Look over the lines below. Report each one that includes the string "icon".

++++ Record excerpts

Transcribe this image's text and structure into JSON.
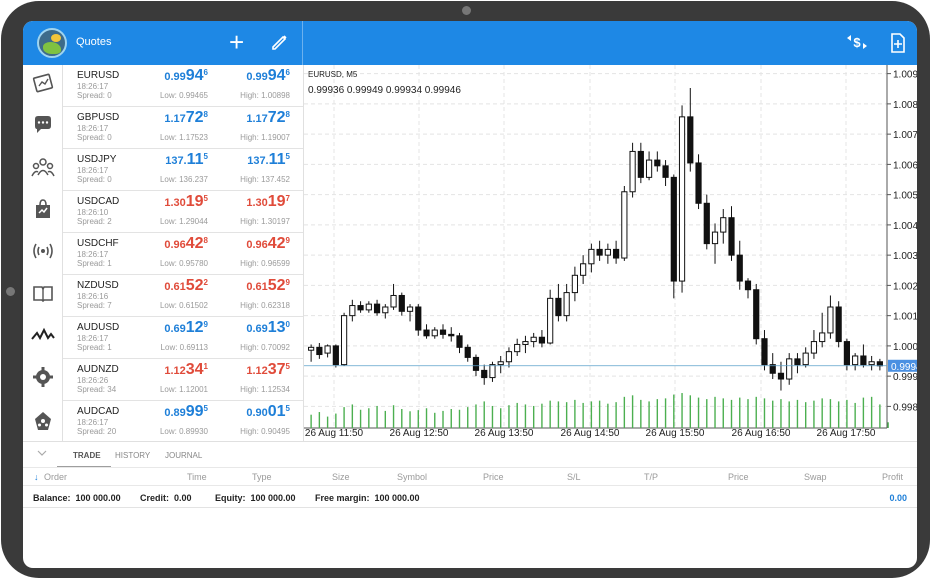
{
  "header": {
    "title": "Quotes"
  },
  "colors": {
    "accent": "#1e88e5",
    "bid_up": "#1e7fd8",
    "bid_down": "#e04b3a",
    "volume": "#4caf50"
  },
  "nav": [
    {
      "icon": "quotes-book-icon"
    },
    {
      "icon": "chat-icon"
    },
    {
      "icon": "community-icon"
    },
    {
      "icon": "market-bag-icon"
    },
    {
      "icon": "signal-broadcast-icon"
    },
    {
      "icon": "journal-book-icon"
    },
    {
      "icon": "chart-line-icon"
    },
    {
      "icon": "settings-gear-icon"
    },
    {
      "icon": "traders-community-icon"
    }
  ],
  "quotes": [
    {
      "symbol": "EURUSD",
      "time": "18:26:17",
      "spread": "Spread: 0",
      "color": "blue",
      "bid": {
        "small": "0.99",
        "big": "94",
        "sup": "6"
      },
      "ask": {
        "small": "0.99",
        "big": "94",
        "sup": "6"
      },
      "low": "Low: 0.99465",
      "high": "High: 1.00898"
    },
    {
      "symbol": "GBPUSD",
      "time": "18:26:17",
      "spread": "Spread: 0",
      "color": "blue",
      "bid": {
        "small": "1.17",
        "big": "72",
        "sup": "8"
      },
      "ask": {
        "small": "1.17",
        "big": "72",
        "sup": "8"
      },
      "low": "Low: 1.17523",
      "high": "High: 1.19007"
    },
    {
      "symbol": "USDJPY",
      "time": "18:26:17",
      "spread": "Spread: 0",
      "color": "blue",
      "bid": {
        "small": "137.",
        "big": "11",
        "sup": "5"
      },
      "ask": {
        "small": "137.",
        "big": "11",
        "sup": "5"
      },
      "low": "Low: 136.237",
      "high": "High: 137.452"
    },
    {
      "symbol": "USDCAD",
      "time": "18:26:10",
      "spread": "Spread: 2",
      "color": "red",
      "bid": {
        "small": "1.30",
        "big": "19",
        "sup": "5"
      },
      "ask": {
        "small": "1.30",
        "big": "19",
        "sup": "7"
      },
      "low": "Low: 1.29044",
      "high": "High: 1.30197"
    },
    {
      "symbol": "USDCHF",
      "time": "18:26:17",
      "spread": "Spread: 1",
      "color": "red",
      "bid": {
        "small": "0.96",
        "big": "42",
        "sup": "8"
      },
      "ask": {
        "small": "0.96",
        "big": "42",
        "sup": "9"
      },
      "low": "Low: 0.95780",
      "high": "High: 0.96599"
    },
    {
      "symbol": "NZDUSD",
      "time": "18:26:16",
      "spread": "Spread: 7",
      "color": "red",
      "bid": {
        "small": "0.61",
        "big": "52",
        "sup": "2"
      },
      "ask": {
        "small": "0.61",
        "big": "52",
        "sup": "9"
      },
      "low": "Low: 0.61502",
      "high": "High: 0.62318"
    },
    {
      "symbol": "AUDUSD",
      "time": "18:26:17",
      "spread": "Spread: 1",
      "color": "blue",
      "bid": {
        "small": "0.69",
        "big": "12",
        "sup": "9"
      },
      "ask": {
        "small": "0.69",
        "big": "13",
        "sup": "0"
      },
      "low": "Low: 0.69113",
      "high": "High: 0.70092"
    },
    {
      "symbol": "AUDNZD",
      "time": "18:26:26",
      "spread": "Spread: 34",
      "color": "red",
      "bid": {
        "small": "1.12",
        "big": "34",
        "sup": "1"
      },
      "ask": {
        "small": "1.12",
        "big": "37",
        "sup": "5"
      },
      "low": "Low: 1.12001",
      "high": "High: 1.12534"
    },
    {
      "symbol": "AUDCAD",
      "time": "18:26:17",
      "spread": "Spread: 20",
      "color": "blue",
      "bid": {
        "small": "0.89",
        "big": "99",
        "sup": "5"
      },
      "ask": {
        "small": "0.90",
        "big": "01",
        "sup": "5"
      },
      "low": "Low: 0.89930",
      "high": "High: 0.90495"
    }
  ],
  "chart": {
    "symbol": "EURUSD, M5",
    "ohlc": "0.99936 0.99949 0.99934 0.99946",
    "current_price": "0.99946"
  },
  "chart_data": {
    "type": "candlestick",
    "y_ticks": [
      "1.00960",
      "1.00855",
      "1.00750",
      "1.00645",
      "1.00540",
      "1.00435",
      "1.00330",
      "1.00225",
      "1.00120",
      "1.00015",
      "0.99910",
      "0.99805"
    ],
    "x_ticks": [
      "26 Aug 11:50",
      "26 Aug 12:50",
      "26 Aug 13:50",
      "26 Aug 14:50",
      "26 Aug 15:50",
      "26 Aug 16:50",
      "26 Aug 17:50"
    ],
    "ylim": [
      0.9973,
      1.0099
    ],
    "current": 0.99946,
    "candles": [
      [
        1.0,
        1.0002,
        0.9996,
        1.0001
      ],
      [
        1.0001,
        1.00025,
        0.9997,
        0.99985
      ],
      [
        0.9999,
        1.0002,
        0.99975,
        1.00015
      ],
      [
        1.00015,
        1.0002,
        0.9994,
        0.9995
      ],
      [
        0.9995,
        1.0013,
        0.99945,
        1.0012
      ],
      [
        1.0012,
        1.00175,
        1.001,
        1.00155
      ],
      [
        1.00155,
        1.0017,
        1.0013,
        1.0014
      ],
      [
        1.0014,
        1.0017,
        1.0013,
        1.0016
      ],
      [
        1.0016,
        1.00175,
        1.0012,
        1.0013
      ],
      [
        1.0013,
        1.0016,
        1.0011,
        1.0015
      ],
      [
        1.0015,
        1.0023,
        1.0014,
        1.0019
      ],
      [
        1.0019,
        1.002,
        1.0012,
        1.00135
      ],
      [
        1.00135,
        1.0016,
        1.001,
        1.0015
      ],
      [
        1.0015,
        1.0016,
        1.0005,
        1.0007
      ],
      [
        1.0007,
        1.0009,
        1.0004,
        1.0005
      ],
      [
        1.0005,
        1.0008,
        1.0004,
        1.0007
      ],
      [
        1.0007,
        1.0009,
        1.0004,
        1.00055
      ],
      [
        1.00055,
        1.0008,
        1.0003,
        1.0005
      ],
      [
        1.0005,
        1.0006,
        0.9999,
        1.0001
      ],
      [
        1.0001,
        1.0002,
        0.9996,
        0.99975
      ],
      [
        0.99975,
        0.99985,
        0.9991,
        0.9993
      ],
      [
        0.9993,
        0.9995,
        0.9988,
        0.99905
      ],
      [
        0.99905,
        0.9996,
        0.9989,
        0.9995
      ],
      [
        0.9995,
        0.9998,
        0.9992,
        0.9996
      ],
      [
        0.9996,
        1.0001,
        0.9994,
        0.99995
      ],
      [
        0.99995,
        1.0004,
        0.9998,
        1.0002
      ],
      [
        1.0002,
        1.0005,
        0.9999,
        1.0003
      ],
      [
        1.0003,
        1.0006,
        1.0001,
        1.00045
      ],
      [
        1.00045,
        1.0007,
        1.0001,
        1.00025
      ],
      [
        1.00025,
        1.0021,
        1.0002,
        1.0018
      ],
      [
        1.0018,
        1.0023,
        1.001,
        1.0012
      ],
      [
        1.0012,
        1.0023,
        1.001,
        1.002
      ],
      [
        1.002,
        1.0029,
        1.0017,
        1.0026
      ],
      [
        1.0026,
        1.0033,
        1.0023,
        1.003
      ],
      [
        1.003,
        1.0037,
        1.0027,
        1.0035
      ],
      [
        1.0035,
        1.0038,
        1.0031,
        1.0033
      ],
      [
        1.0033,
        1.0037,
        1.003,
        1.0035
      ],
      [
        1.0035,
        1.0038,
        1.003,
        1.0032
      ],
      [
        1.0032,
        1.0057,
        1.0031,
        1.0055
      ],
      [
        1.0055,
        1.0072,
        1.0053,
        1.0069
      ],
      [
        1.0069,
        1.0072,
        1.0058,
        1.006
      ],
      [
        1.006,
        1.0069,
        1.0059,
        1.0066
      ],
      [
        1.0066,
        1.0069,
        1.0062,
        1.0064
      ],
      [
        1.0064,
        1.0066,
        1.0057,
        1.006
      ],
      [
        1.006,
        1.0061,
        1.0018,
        1.0024
      ],
      [
        1.0024,
        1.0085,
        1.002,
        1.0081
      ],
      [
        1.0081,
        1.0091,
        1.0062,
        1.0065
      ],
      [
        1.0065,
        1.0068,
        1.0049,
        1.0051
      ],
      [
        1.0051,
        1.0054,
        1.0035,
        1.0037
      ],
      [
        1.0037,
        1.0044,
        1.003,
        1.0041
      ],
      [
        1.0041,
        1.0049,
        1.0037,
        1.0046
      ],
      [
        1.0046,
        1.005,
        1.0031,
        1.0033
      ],
      [
        1.0033,
        1.0038,
        1.0021,
        1.0024
      ],
      [
        1.0024,
        1.0025,
        1.0018,
        1.0021
      ],
      [
        1.0021,
        1.0023,
        1.0002,
        1.0004
      ],
      [
        1.0004,
        1.0007,
        0.9993,
        0.9995
      ],
      [
        0.9995,
        0.9999,
        0.999,
        0.9992
      ],
      [
        0.9992,
        0.9996,
        0.9986,
        0.999
      ],
      [
        0.999,
        0.9999,
        0.9988,
        0.9997
      ],
      [
        0.9997,
        0.9999,
        0.9992,
        0.9995
      ],
      [
        0.9995,
        1.0001,
        0.9994,
        0.9999
      ],
      [
        0.9999,
        1.0007,
        0.9997,
        1.0003
      ],
      [
        1.0003,
        1.0013,
        1.0001,
        1.0006
      ],
      [
        1.0006,
        1.0019,
        1.0004,
        1.0015
      ],
      [
        1.0015,
        1.0017,
        1.0001,
        1.0003
      ],
      [
        1.0003,
        1.0004,
        0.9993,
        0.9995
      ],
      [
        0.9995,
        0.9999,
        0.9993,
        0.9998
      ],
      [
        0.9998,
        1.0002,
        0.9994,
        0.9995
      ],
      [
        0.9995,
        0.9998,
        0.9993,
        0.9996
      ],
      [
        0.9996,
        0.9997,
        0.9993,
        0.99946
      ]
    ],
    "volumes": [
      0.35,
      0.42,
      0.3,
      0.38,
      0.55,
      0.62,
      0.48,
      0.52,
      0.58,
      0.45,
      0.6,
      0.5,
      0.44,
      0.47,
      0.52,
      0.4,
      0.45,
      0.5,
      0.48,
      0.55,
      0.62,
      0.7,
      0.58,
      0.52,
      0.6,
      0.66,
      0.62,
      0.58,
      0.64,
      0.72,
      0.7,
      0.68,
      0.74,
      0.66,
      0.7,
      0.72,
      0.64,
      0.68,
      0.82,
      0.86,
      0.74,
      0.7,
      0.76,
      0.78,
      0.88,
      0.92,
      0.86,
      0.8,
      0.76,
      0.82,
      0.78,
      0.74,
      0.8,
      0.76,
      0.82,
      0.78,
      0.72,
      0.76,
      0.7,
      0.74,
      0.68,
      0.72,
      0.78,
      0.76,
      0.7,
      0.74,
      0.66,
      0.8,
      0.82,
      0.62,
      0.15
    ]
  },
  "bottom": {
    "tabs": [
      "TRADE",
      "HISTORY",
      "JOURNAL"
    ],
    "columns": [
      "Order",
      "Time",
      "Type",
      "Size",
      "Symbol",
      "Price",
      "S/L",
      "T/P",
      "Price",
      "Swap",
      "Profit"
    ],
    "balance_label": "Balance:",
    "balance_value": "100 000.00",
    "credit_label": "Credit:",
    "credit_value": "0.00",
    "equity_label": "Equity:",
    "equity_value": "100 000.00",
    "free_margin_label": "Free margin:",
    "free_margin_value": "100 000.00",
    "profit_total": "0.00"
  }
}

++++++++

Response to this task:
      "icon": "quotes-book-icon"
      "icon": "chat-icon"
      "icon": "community-icon"
      "icon": "market-bag-icon"
      "icon": "signal-broadcast-icon"
      "icon": "journal-book-icon"
      "icon": "chart-line-icon"
      "icon": "settings-gear-icon"
      "icon": "traders-community-icon"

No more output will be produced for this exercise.